* EXTRACTED INFORMATION
▼

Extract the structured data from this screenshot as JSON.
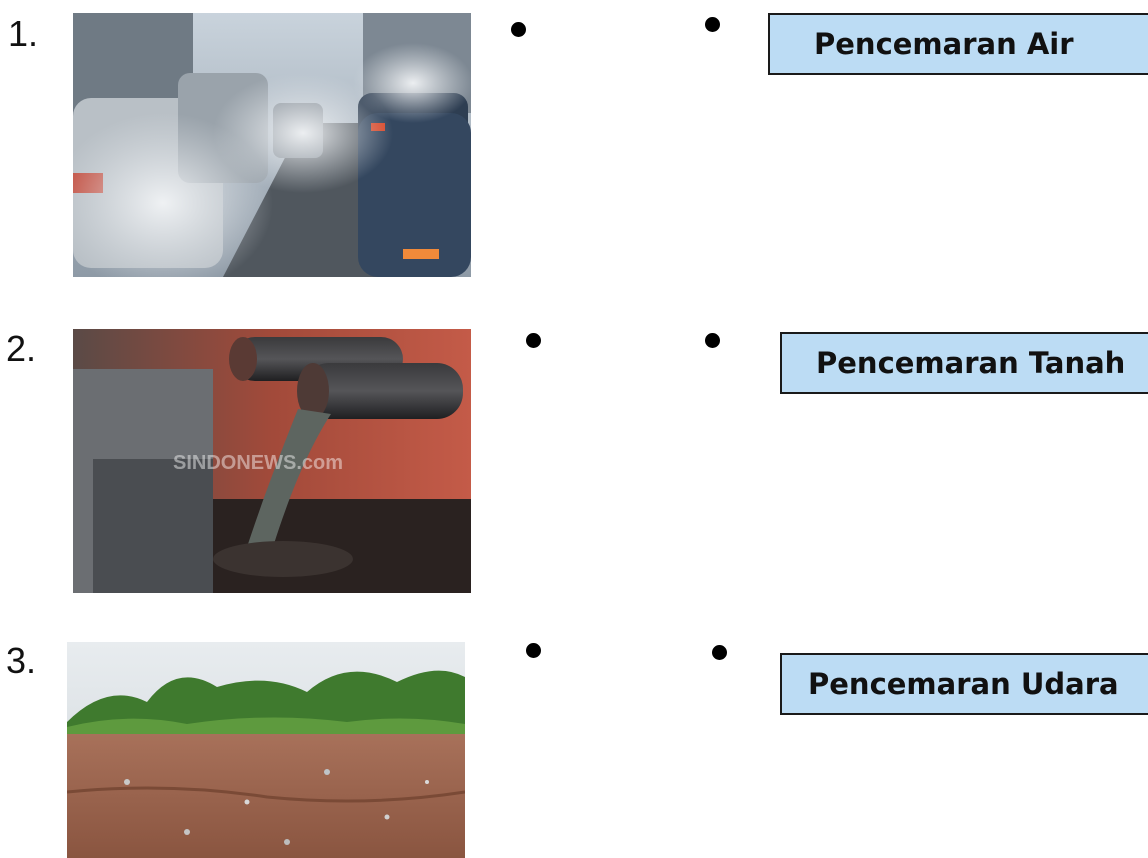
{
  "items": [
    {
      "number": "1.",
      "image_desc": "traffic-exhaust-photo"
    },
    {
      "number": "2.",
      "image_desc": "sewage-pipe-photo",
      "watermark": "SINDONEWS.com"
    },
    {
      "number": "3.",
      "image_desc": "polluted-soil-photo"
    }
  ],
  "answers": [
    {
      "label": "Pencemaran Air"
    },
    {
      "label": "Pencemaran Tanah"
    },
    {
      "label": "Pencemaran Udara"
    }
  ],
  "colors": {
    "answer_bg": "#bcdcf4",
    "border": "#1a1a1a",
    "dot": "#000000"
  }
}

▲

* THE EXERCISE
Write out the whole listing again, exactly, with no pictures.

* CORRECT OUTPUT
Extract the structured data from this screenshot as JSON.
{
  "items": [
    {
      "number": "1.",
      "image_desc": "traffic-exhaust-photo"
    },
    {
      "number": "2.",
      "image_desc": "sewage-pipe-photo",
      "watermark": "SINDONEWS.com"
    },
    {
      "number": "3.",
      "image_desc": "polluted-soil-photo"
    }
  ],
  "answers": [
    {
      "label": "Pencemaran Air"
    },
    {
      "label": "Pencemaran Tanah"
    },
    {
      "label": "Pencemaran Udara"
    }
  ],
  "colors": {
    "answer_bg": "#bcdcf4",
    "border": "#1a1a1a",
    "dot": "#000000"
  }
}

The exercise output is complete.